(Records from a data source)

——

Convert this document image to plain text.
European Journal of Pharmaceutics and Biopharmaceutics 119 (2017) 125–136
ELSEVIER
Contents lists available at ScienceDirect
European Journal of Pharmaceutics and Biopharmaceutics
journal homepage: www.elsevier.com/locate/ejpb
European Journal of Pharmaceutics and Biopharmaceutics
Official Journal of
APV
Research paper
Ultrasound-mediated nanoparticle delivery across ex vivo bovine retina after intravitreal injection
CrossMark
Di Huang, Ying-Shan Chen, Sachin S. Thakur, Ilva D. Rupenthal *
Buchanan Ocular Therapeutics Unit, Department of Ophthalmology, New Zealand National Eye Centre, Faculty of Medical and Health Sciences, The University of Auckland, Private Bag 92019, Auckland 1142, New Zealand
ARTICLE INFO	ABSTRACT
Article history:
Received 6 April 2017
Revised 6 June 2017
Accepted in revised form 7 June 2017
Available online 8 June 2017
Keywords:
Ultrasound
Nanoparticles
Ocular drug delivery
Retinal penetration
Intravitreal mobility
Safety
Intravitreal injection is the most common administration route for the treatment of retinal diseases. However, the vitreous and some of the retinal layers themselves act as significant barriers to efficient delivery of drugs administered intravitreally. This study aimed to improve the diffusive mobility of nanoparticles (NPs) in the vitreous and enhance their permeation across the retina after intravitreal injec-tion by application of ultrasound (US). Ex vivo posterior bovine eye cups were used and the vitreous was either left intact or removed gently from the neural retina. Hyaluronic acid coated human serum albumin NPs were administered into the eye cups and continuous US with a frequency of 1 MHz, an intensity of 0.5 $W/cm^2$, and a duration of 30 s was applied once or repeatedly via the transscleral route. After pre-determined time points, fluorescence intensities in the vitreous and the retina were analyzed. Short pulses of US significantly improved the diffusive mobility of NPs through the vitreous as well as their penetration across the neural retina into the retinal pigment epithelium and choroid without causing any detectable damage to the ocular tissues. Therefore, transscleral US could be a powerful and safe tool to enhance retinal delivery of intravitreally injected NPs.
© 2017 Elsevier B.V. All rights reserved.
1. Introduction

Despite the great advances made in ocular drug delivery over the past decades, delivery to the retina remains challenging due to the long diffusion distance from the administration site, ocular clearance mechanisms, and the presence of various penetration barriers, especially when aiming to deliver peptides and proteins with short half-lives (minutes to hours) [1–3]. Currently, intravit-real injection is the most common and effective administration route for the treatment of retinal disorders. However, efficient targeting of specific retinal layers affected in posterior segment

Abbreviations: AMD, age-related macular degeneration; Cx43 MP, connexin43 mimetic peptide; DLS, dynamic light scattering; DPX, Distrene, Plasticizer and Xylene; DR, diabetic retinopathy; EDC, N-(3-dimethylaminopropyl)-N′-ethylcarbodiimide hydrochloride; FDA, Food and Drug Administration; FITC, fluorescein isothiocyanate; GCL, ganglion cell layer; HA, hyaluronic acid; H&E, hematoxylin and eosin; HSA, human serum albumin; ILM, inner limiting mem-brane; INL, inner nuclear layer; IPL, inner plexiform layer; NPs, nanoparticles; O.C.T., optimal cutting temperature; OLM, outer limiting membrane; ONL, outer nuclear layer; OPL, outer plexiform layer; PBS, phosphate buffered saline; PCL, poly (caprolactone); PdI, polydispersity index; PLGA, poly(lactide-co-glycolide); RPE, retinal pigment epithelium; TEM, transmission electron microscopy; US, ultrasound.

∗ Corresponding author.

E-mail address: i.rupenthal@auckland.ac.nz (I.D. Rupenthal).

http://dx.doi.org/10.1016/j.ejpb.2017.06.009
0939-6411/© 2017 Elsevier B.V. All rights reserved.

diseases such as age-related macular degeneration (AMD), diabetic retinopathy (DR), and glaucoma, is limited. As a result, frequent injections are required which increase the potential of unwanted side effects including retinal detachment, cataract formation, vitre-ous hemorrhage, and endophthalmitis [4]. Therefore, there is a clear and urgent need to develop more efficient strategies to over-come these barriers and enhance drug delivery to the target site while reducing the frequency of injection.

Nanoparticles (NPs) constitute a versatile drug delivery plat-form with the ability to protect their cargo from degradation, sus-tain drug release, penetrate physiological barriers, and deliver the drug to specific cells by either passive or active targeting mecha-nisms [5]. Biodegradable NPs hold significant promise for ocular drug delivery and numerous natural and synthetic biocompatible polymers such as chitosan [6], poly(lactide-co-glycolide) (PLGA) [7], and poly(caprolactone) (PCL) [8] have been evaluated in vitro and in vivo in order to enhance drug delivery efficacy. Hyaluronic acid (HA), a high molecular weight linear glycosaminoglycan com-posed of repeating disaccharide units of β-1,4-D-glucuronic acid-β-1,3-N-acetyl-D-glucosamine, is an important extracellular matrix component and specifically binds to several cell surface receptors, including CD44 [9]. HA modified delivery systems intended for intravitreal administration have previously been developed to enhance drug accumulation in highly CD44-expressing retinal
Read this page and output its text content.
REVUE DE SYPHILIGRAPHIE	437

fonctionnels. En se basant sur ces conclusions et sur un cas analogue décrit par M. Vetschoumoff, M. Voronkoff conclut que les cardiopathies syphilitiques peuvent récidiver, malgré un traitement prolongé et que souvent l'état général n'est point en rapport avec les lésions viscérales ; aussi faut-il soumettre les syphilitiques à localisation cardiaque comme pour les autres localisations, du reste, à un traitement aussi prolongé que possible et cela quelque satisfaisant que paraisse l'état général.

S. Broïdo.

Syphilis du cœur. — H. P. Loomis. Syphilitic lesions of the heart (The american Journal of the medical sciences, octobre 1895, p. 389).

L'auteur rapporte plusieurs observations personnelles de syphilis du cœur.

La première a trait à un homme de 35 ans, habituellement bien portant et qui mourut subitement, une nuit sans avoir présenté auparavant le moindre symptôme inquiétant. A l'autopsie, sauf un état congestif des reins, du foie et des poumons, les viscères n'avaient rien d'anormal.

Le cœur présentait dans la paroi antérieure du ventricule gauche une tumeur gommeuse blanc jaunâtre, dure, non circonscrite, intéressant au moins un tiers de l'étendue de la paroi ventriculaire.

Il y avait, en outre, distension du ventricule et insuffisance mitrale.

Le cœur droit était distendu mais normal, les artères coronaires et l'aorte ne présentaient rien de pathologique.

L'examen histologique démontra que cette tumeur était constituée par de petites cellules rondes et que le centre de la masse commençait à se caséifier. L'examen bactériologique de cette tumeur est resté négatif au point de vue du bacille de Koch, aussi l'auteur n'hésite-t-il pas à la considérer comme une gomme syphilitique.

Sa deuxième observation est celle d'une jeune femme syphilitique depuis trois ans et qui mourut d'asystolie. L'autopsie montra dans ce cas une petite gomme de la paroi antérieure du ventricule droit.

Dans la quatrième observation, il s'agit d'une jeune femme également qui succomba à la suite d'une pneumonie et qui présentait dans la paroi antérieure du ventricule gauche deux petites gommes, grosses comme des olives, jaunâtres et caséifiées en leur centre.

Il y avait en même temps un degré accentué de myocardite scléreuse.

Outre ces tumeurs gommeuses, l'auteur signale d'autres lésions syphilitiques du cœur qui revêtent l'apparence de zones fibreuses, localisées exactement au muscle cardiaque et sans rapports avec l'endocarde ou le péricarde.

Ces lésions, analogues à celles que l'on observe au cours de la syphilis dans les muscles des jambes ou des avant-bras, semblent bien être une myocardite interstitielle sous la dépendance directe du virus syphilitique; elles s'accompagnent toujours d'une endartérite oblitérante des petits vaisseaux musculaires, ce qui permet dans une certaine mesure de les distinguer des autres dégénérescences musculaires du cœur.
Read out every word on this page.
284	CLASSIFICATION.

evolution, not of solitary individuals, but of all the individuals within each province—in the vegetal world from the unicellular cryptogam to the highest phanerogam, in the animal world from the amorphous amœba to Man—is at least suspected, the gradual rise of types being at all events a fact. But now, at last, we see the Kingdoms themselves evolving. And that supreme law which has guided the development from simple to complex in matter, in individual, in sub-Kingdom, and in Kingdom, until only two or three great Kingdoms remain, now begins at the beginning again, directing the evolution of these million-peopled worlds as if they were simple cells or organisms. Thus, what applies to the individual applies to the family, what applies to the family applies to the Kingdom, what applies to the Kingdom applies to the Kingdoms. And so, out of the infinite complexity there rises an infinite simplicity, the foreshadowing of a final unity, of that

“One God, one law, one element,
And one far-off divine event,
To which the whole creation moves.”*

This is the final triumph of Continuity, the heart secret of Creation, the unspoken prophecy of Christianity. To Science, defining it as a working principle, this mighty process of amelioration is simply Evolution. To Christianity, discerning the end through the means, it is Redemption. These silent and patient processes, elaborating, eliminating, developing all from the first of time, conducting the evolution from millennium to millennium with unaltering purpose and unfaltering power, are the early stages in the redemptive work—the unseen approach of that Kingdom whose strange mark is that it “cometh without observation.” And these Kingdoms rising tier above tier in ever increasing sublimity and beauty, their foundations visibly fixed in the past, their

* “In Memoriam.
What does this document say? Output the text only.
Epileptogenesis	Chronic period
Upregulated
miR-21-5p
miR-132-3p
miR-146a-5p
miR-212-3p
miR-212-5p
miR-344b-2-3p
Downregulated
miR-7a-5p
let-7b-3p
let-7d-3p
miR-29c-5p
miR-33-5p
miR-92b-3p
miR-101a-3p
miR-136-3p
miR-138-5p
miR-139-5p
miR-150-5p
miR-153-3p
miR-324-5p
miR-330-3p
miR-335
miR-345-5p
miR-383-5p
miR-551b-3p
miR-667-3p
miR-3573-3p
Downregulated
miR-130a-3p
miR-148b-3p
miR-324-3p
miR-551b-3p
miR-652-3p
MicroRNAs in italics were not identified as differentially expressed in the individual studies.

——

- [Your task]:
Each line from the one with "What does this" through the end of the entries above must be set down exactly, both end lines included, and no other line may appear.

- [The completed task]:
What does this document say? Output the text only.
Epileptogenesis	Chronic period
Upregulated
miR-21-5p
miR-132-3p
miR-146a-5p
miR-212-3p
miR-212-5p
miR-344b-2-3p
Downregulated
miR-7a-5p
let-7b-3p
let-7d-3p
miR-29c-5p
miR-33-5p
miR-92b-3p
miR-101a-3p
miR-136-3p
miR-138-5p
miR-139-5p
miR-150-5p
miR-153-3p
miR-324-5p
miR-330-3p
miR-335
miR-345-5p
miR-383-5p
miR-551b-3p
miR-667-3p
miR-3573-3p
Downregulated
miR-130a-3p
miR-148b-3p
miR-324-3p
miR-551b-3p
miR-652-3p
MicroRNAs in italics were not identified as differentially expressed in the individual studies.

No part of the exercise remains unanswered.